(Stored items)
---------------

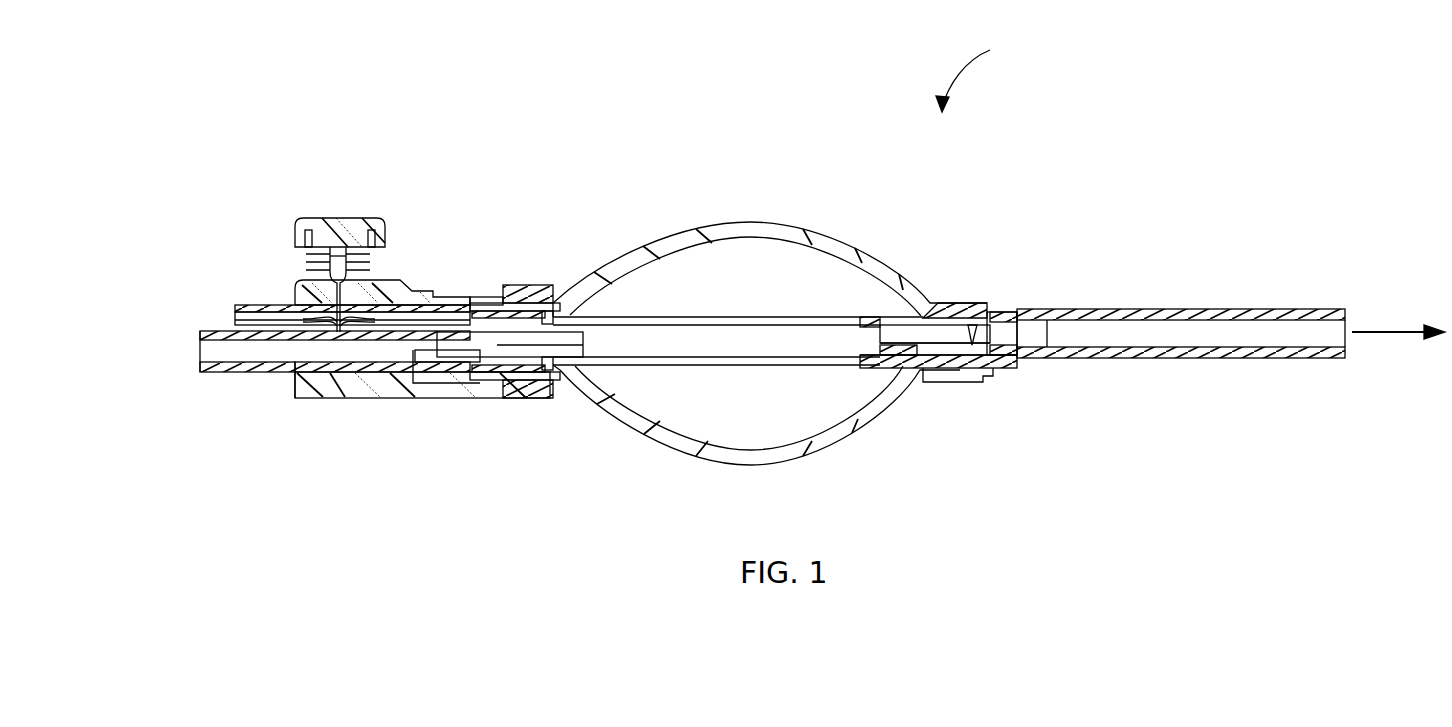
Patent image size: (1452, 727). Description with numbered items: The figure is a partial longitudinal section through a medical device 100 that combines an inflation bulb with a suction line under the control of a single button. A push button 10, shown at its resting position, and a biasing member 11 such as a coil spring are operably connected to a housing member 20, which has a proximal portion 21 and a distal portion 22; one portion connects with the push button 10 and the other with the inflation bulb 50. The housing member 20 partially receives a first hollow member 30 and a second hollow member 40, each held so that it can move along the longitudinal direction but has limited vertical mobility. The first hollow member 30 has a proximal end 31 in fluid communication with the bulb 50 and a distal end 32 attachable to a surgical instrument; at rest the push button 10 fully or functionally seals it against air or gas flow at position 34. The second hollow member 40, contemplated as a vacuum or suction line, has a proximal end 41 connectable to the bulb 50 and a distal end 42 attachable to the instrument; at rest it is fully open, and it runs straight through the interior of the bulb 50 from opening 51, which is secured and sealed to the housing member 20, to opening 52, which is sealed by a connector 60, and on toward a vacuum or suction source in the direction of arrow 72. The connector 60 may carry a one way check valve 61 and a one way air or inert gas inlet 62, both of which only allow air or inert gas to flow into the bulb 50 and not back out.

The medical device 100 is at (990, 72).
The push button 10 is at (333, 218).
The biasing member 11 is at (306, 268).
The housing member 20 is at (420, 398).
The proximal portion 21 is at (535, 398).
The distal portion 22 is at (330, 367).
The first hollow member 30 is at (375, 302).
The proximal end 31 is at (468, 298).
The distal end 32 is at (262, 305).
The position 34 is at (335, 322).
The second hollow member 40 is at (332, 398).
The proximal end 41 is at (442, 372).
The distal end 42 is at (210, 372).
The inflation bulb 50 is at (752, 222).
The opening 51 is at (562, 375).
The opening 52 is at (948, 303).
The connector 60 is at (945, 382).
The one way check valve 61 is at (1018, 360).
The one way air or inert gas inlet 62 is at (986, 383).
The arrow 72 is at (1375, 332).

---------------

▶ [Problem statement] Write out all of the lines above again, switching "longitudinal" to "lengthwise" and keeping everything else unchanged. Leave out the pictures.

▶ [Response below]
Patent image size: (1452, 727). Description with numbered items: The figure is a partial lengthwise section through a medical device 100 that combines an inflation bulb with a suction line under the control of a single button. A push button 10, shown at its resting position, and a biasing member 11 such as a coil spring are operably connected to a housing member 20, which has a proximal portion 21 and a distal portion 22; one portion connects with the push button 10 and the other with the inflation bulb 50. The housing member 20 partially receives a first hollow member 30 and a second hollow member 40, each held so that it can move along the lengthwise direction but has limited vertical mobility. The first hollow member 30 has a proximal end 31 in fluid communication with the bulb 50 and a distal end 32 attachable to a surgical instrument; at rest the push button 10 fully or functionally seals it against air or gas flow at position 34. The second hollow member 40, contemplated as a vacuum or suction line, has a proximal end 41 connectable to the bulb 50 and a distal end 42 attachable to the instrument; at rest it is fully open, and it runs straight through the interior of the bulb 50 from opening 51, which is secured and sealed to the housing member 20, to opening 52, which is sealed by a connector 60, and on toward a vacuum or suction source in the direction of arrow 72. The connector 60 may carry a one way check valve 61 and a one way air or inert gas inlet 62, both of which only allow air or inert gas to flow into the bulb 50 and not back out.

The medical device 100 is at (990, 72).
The push button 10 is at (333, 218).
The biasing member 11 is at (306, 268).
The housing member 20 is at (420, 398).
The proximal portion 21 is at (535, 398).
The distal portion 22 is at (330, 367).
The first hollow member 30 is at (375, 302).
The proximal end 31 is at (468, 298).
The distal end 32 is at (262, 305).
The position 34 is at (335, 322).
The second hollow member 40 is at (332, 398).
The proximal end 41 is at (442, 372).
The distal end 42 is at (210, 372).
The inflation bulb 50 is at (752, 222).
The opening 51 is at (562, 375).
The opening 52 is at (948, 303).
The connector 60 is at (945, 382).
The one way check valve 61 is at (1018, 360).
The one way air or inert gas inlet 62 is at (986, 383).
The arrow 72 is at (1375, 332).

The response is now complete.